▶ [What needs to be done]
Can you output the material exactly as written, minus any pictures it holds?

▶ [Exercise materials]
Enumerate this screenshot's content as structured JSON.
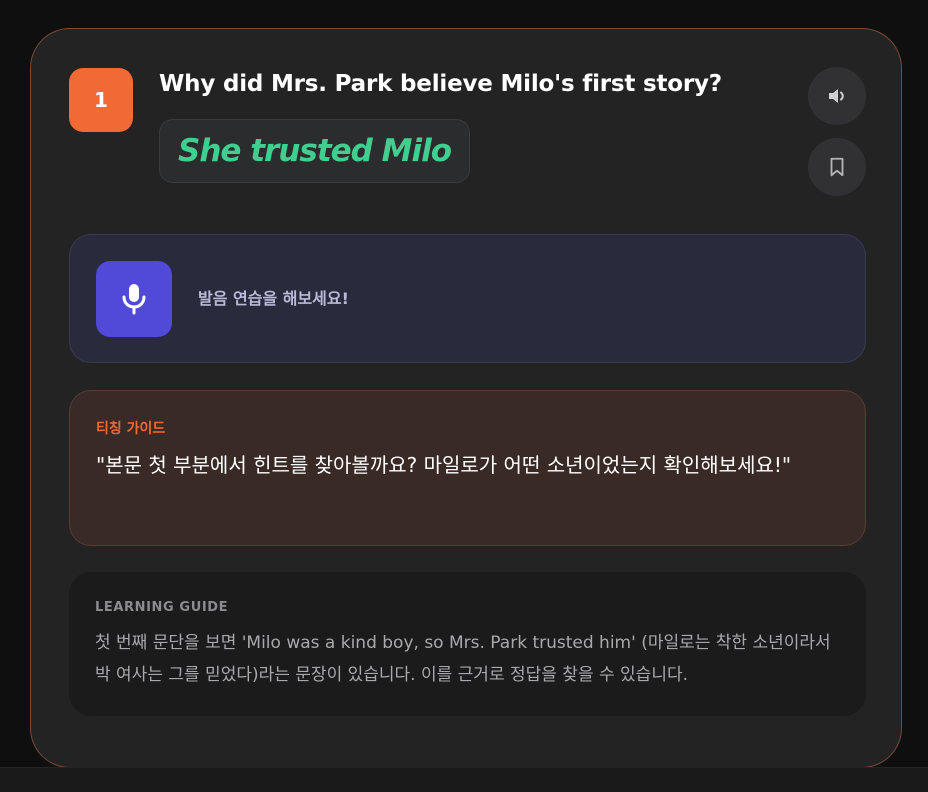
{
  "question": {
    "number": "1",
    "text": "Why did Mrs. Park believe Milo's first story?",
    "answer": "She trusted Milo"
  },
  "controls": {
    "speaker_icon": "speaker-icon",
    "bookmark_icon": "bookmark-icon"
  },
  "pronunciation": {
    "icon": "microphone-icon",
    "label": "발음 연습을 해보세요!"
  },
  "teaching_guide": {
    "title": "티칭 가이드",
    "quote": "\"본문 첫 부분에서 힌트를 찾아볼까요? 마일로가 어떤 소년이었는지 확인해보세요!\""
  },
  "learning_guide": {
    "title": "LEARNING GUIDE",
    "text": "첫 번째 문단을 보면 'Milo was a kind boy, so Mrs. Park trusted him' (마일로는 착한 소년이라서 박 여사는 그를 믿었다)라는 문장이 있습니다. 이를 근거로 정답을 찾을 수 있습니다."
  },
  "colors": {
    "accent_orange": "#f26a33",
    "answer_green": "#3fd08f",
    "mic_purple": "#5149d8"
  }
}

▶ [Written answer]
Enumerate this screenshot's content as structured JSON.
{
  "question": {
    "number": "1",
    "text": "Why did Mrs. Park believe Milo's first story?",
    "answer": "She trusted Milo"
  },
  "controls": {
    "speaker_icon": "speaker-icon",
    "bookmark_icon": "bookmark-icon"
  },
  "pronunciation": {
    "icon": "microphone-icon",
    "label": "발음 연습을 해보세요!"
  },
  "teaching_guide": {
    "title": "티칭 가이드",
    "quote": "\"본문 첫 부분에서 힌트를 찾아볼까요? 마일로가 어떤 소년이었는지 확인해보세요!\""
  },
  "learning_guide": {
    "title": "LEARNING GUIDE",
    "text": "첫 번째 문단을 보면 'Milo was a kind boy, so Mrs. Park trusted him' (마일로는 착한 소년이라서 박 여사는 그를 믿었다)라는 문장이 있습니다. 이를 근거로 정답을 찾을 수 있습니다."
  },
  "colors": {
    "accent_orange": "#f26a33",
    "answer_green": "#3fd08f",
    "mic_purple": "#5149d8"
  }
}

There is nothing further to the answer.